=== Exercise aim ===
Output each entry below as it stands, leaving out every picture.

=== Record list ===
= = = = = = =

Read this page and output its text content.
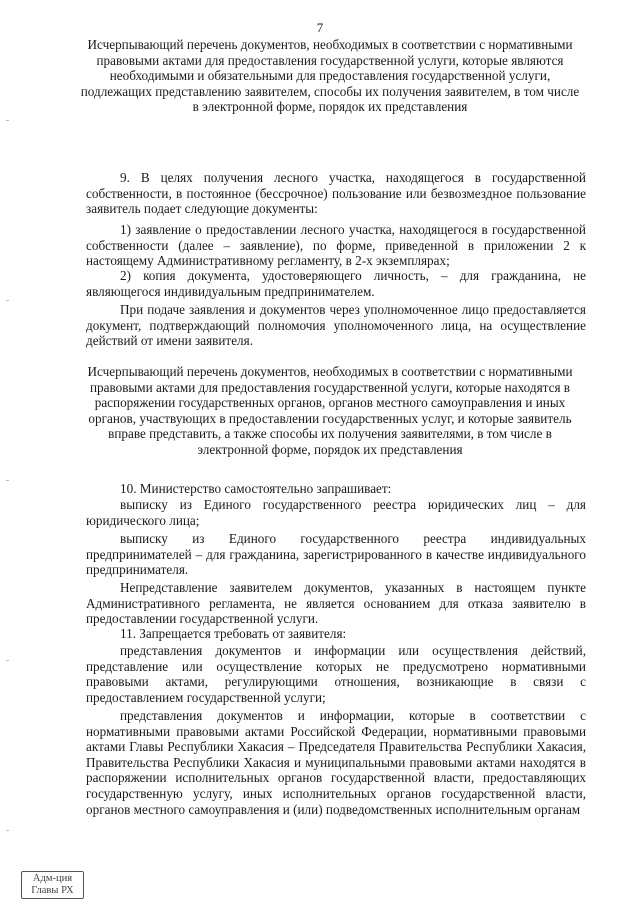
7
Исчерпывающий перечень документов, необходимых в соответствии с нормативными правовыми актами для предоставления государственной услуги, которые являются необходимыми и обязательными для предоставления государственной услуги, подлежащих представлению заявителем, способы их получения заявителем, в том числе в электронной форме, порядок их представления
9. В целях получения лесного участка, находящегося в государственной собственности, в постоянное (бессрочное) пользование или безвозмездное пользование заявитель подает следующие документы:
1) заявление о предоставлении лесного участка, находящегося в государственной собственности (далее – заявление), по форме, приведенной в приложении 2 к настоящему Административному регламенту, в 2-х экземплярах;
2) копия документа, удостоверяющего личность, – для гражданина, не являющегося индивидуальным предпринимателем.
При подаче заявления и документов через уполномоченное лицо предоставляется документ, подтверждающий полномочия уполномоченного лица, на осуществление действий от имени заявителя.
Исчерпывающий перечень документов, необходимых в соответствии с нормативными правовыми актами для предоставления государственной услуги, которые находятся в распоряжении государственных органов, органов местного самоуправления и иных органов, участвующих в предоставлении государственных услуг, и которые заявитель вправе представить, а также способы их получения заявителями, в том числе в электронной форме, порядок их представления
10. Министерство самостоятельно запрашивает:
выписку из Единого государственного реестра юридических лиц – для юридического лица;
выписку из Единого государственного реестра индивидуальных предпринимателей – для гражданина, зарегистрированного в качестве индивидуального предпринимателя.
Непредставление заявителем документов, указанных в настоящем пункте Административного регламента, не является основанием для отказа заявителю в предоставлении государственной услуги.
11. Запрещается требовать от заявителя:
представления документов и информации или осуществления действий, представление или осуществление которых не предусмотрено нормативными правовыми актами, регулирующими отношения, возникающие в связи с предоставлением государственной услуги;
представления документов и информации, которые в соответствии с нормативными правовыми актами Российской Федерации, нормативными правовыми актами Главы Республики Хакасия – Председателя Правительства Республики Хакасия, Правительства Республики Хакасия и муниципальными правовыми актами находятся в распоряжении исполнительных органов государственной власти, предоставляющих государственную услугу, иных исполнительных органов государственной власти, органов местного самоуправления и (или) подведомственных исполнительным органам
Адм-ция
Главы РХ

= = = = = = =

=== Reply ===
Read this page and output its text content.
7
Исчерпывающий перечень документов, необходимых в соответствии с нормативными правовыми актами для предоставления государственной услуги, которые являются необходимыми и обязательными для предоставления государственной услуги, подлежащих представлению заявителем, способы их получения заявителем, в том числе в электронной форме, порядок их представления
9. В целях получения лесного участка, находящегося в государственной собственности, в постоянное (бессрочное) пользование или безвозмездное пользование заявитель подает следующие документы:
1) заявление о предоставлении лесного участка, находящегося в государственной собственности (далее – заявление), по форме, приведенной в приложении 2 к настоящему Административному регламенту, в 2-х экземплярах;
2) копия документа, удостоверяющего личность, – для гражданина, не являющегося индивидуальным предпринимателем.
При подаче заявления и документов через уполномоченное лицо предоставляется документ, подтверждающий полномочия уполномоченного лица, на осуществление действий от имени заявителя.
Исчерпывающий перечень документов, необходимых в соответствии с нормативными правовыми актами для предоставления государственной услуги, которые находятся в распоряжении государственных органов, органов местного самоуправления и иных органов, участвующих в предоставлении государственных услуг, и которые заявитель вправе представить, а также способы их получения заявителями, в том числе в электронной форме, порядок их представления
10. Министерство самостоятельно запрашивает:
выписку из Единого государственного реестра юридических лиц – для юридического лица;
выписку из Единого государственного реестра индивидуальных предпринимателей – для гражданина, зарегистрированного в качестве индивидуального предпринимателя.
Непредставление заявителем документов, указанных в настоящем пункте Административного регламента, не является основанием для отказа заявителю в предоставлении государственной услуги.
11. Запрещается требовать от заявителя:
представления документов и информации или осуществления действий, представление или осуществление которых не предусмотрено нормативными правовыми актами, регулирующими отношения, возникающие в связи с предоставлением государственной услуги;
представления документов и информации, которые в соответствии с нормативными правовыми актами Российской Федерации, нормативными правовыми актами Главы Республики Хакасия – Председателя Правительства Республики Хакасия, Правительства Республики Хакасия и муниципальными правовыми актами находятся в распоряжении исполнительных органов государственной власти, предоставляющих государственную услугу, иных исполнительных органов государственной власти, органов местного самоуправления и (или) подведомственных исполнительным органам
Адм-ция
Главы РХ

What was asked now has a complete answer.